Filter the listing below, copying every line in which the word "title" appears.

· · · · · · ·

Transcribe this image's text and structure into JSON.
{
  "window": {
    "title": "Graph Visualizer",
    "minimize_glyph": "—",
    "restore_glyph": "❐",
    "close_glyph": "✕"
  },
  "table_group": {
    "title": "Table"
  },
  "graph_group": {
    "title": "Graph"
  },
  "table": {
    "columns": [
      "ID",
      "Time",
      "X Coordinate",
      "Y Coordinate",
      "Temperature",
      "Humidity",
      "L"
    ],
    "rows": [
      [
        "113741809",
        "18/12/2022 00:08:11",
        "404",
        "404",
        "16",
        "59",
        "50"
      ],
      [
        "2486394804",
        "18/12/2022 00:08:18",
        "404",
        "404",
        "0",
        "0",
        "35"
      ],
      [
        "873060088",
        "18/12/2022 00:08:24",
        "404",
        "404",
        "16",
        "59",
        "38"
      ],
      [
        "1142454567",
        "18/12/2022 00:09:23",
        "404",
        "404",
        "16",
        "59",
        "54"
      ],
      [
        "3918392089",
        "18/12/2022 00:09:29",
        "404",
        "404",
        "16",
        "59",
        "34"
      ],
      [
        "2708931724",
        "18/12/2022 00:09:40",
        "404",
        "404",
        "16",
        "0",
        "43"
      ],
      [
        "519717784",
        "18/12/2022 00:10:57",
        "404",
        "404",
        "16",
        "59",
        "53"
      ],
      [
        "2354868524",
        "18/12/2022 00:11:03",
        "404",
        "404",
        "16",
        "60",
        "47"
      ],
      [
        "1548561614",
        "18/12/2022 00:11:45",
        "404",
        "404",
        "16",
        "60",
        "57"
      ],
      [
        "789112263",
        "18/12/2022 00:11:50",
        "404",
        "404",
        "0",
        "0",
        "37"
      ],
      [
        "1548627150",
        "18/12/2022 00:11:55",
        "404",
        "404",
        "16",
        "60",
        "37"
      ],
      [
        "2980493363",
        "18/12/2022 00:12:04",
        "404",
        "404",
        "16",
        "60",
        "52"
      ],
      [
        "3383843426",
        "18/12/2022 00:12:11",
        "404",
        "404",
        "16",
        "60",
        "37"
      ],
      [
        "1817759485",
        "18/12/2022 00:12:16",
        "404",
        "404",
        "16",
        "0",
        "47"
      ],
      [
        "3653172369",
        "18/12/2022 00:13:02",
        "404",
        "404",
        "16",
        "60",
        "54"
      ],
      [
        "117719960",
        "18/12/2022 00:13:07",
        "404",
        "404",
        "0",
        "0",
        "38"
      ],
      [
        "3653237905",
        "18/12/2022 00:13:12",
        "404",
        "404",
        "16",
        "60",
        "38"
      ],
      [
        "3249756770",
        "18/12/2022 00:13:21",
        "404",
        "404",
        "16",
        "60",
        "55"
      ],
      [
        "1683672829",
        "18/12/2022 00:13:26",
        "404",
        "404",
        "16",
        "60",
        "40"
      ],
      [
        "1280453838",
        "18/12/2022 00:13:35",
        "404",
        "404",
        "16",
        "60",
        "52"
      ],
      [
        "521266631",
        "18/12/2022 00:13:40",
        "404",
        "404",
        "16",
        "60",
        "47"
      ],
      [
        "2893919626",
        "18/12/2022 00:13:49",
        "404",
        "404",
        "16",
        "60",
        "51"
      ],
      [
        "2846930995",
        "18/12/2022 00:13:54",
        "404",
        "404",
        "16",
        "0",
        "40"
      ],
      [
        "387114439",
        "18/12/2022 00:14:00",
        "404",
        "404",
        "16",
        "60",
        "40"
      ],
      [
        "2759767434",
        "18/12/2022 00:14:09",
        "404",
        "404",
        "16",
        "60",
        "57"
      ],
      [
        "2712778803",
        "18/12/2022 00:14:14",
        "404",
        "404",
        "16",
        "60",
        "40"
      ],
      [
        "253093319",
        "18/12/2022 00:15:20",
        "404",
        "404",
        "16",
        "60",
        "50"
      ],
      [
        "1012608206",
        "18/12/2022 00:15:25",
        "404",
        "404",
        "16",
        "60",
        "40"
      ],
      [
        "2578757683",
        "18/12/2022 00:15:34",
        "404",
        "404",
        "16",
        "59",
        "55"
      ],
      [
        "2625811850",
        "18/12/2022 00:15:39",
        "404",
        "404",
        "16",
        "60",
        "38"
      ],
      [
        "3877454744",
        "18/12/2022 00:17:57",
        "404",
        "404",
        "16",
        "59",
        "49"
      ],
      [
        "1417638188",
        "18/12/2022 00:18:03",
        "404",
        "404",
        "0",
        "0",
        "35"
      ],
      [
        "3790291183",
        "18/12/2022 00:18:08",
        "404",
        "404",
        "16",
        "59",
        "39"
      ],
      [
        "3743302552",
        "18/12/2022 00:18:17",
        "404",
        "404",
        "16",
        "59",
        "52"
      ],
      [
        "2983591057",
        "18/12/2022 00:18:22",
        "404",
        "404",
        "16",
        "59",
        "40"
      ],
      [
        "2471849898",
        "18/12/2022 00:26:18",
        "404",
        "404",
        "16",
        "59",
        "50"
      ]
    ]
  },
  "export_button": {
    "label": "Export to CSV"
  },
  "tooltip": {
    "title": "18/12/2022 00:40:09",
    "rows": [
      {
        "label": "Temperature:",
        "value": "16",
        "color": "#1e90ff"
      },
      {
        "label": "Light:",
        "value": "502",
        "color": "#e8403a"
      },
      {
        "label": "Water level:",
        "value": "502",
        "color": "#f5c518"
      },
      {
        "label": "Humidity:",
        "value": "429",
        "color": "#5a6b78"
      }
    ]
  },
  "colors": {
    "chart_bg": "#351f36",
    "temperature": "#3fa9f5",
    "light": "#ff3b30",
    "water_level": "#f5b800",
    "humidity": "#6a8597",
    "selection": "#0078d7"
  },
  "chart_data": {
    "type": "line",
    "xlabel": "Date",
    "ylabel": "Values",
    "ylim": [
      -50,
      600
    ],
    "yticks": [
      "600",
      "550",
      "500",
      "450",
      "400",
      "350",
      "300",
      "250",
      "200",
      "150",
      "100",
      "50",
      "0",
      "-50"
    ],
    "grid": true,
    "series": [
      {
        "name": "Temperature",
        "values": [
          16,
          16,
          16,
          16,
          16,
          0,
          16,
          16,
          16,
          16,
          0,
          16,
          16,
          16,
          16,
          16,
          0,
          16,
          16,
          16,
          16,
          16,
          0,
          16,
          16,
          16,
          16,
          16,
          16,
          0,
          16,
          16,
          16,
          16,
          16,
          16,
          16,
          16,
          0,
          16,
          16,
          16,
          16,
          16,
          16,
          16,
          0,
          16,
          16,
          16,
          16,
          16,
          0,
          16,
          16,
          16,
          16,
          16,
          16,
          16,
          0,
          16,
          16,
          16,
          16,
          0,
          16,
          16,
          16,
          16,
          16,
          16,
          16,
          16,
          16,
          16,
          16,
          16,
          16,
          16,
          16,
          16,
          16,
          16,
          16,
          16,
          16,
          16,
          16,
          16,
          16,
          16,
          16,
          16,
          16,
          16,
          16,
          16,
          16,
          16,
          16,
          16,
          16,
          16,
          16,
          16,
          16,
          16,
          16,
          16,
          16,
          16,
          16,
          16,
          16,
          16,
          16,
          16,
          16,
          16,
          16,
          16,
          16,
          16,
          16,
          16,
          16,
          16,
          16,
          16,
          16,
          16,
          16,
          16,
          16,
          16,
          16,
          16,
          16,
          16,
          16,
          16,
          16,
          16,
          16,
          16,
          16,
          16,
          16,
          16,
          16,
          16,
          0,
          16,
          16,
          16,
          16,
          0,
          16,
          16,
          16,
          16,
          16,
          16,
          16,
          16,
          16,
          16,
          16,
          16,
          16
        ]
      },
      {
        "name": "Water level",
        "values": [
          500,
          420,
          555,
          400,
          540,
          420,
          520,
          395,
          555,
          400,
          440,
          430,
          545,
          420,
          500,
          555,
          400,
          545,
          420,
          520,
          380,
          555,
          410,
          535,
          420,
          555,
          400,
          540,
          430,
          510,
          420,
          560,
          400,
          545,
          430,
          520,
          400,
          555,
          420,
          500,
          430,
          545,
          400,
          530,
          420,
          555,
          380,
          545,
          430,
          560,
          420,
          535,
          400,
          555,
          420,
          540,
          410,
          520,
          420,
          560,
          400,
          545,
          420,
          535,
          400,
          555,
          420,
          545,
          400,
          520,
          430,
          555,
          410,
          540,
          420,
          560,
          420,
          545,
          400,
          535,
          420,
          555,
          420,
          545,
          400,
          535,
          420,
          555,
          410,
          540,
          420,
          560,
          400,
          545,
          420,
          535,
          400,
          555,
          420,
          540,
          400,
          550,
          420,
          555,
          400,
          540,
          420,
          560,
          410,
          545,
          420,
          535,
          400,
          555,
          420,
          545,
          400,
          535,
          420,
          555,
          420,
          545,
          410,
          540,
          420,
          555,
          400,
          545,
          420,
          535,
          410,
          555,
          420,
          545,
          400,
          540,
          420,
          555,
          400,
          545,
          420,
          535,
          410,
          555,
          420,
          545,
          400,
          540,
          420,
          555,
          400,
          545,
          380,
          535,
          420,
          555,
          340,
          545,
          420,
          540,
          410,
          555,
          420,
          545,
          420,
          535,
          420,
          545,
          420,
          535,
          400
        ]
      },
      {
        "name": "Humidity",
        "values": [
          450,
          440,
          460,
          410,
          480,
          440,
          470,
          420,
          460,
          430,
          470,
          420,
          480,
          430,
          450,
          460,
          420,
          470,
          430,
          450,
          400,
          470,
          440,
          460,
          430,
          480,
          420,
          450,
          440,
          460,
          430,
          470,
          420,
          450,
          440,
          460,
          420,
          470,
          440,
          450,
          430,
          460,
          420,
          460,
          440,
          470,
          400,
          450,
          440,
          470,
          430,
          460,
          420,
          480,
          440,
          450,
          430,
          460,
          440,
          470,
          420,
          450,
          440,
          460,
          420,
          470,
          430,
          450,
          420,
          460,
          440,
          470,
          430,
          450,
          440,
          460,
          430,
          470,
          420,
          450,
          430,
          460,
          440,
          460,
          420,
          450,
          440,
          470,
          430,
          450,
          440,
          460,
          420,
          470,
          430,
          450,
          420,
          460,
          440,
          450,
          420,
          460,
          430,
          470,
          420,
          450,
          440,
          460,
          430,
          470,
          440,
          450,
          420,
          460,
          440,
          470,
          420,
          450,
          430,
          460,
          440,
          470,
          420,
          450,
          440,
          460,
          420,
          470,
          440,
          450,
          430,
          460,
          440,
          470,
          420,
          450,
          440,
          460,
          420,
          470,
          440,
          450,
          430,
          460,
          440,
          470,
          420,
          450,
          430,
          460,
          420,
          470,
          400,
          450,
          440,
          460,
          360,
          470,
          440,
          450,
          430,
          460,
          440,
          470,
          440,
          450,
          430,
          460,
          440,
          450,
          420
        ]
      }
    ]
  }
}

· · · · · · ·

EXERCISE ANSWER:
    "title": "Graph Visualizer",
    "title": "Table"
    "title": "Graph"
    "title": "18/12/2022 00:40:09",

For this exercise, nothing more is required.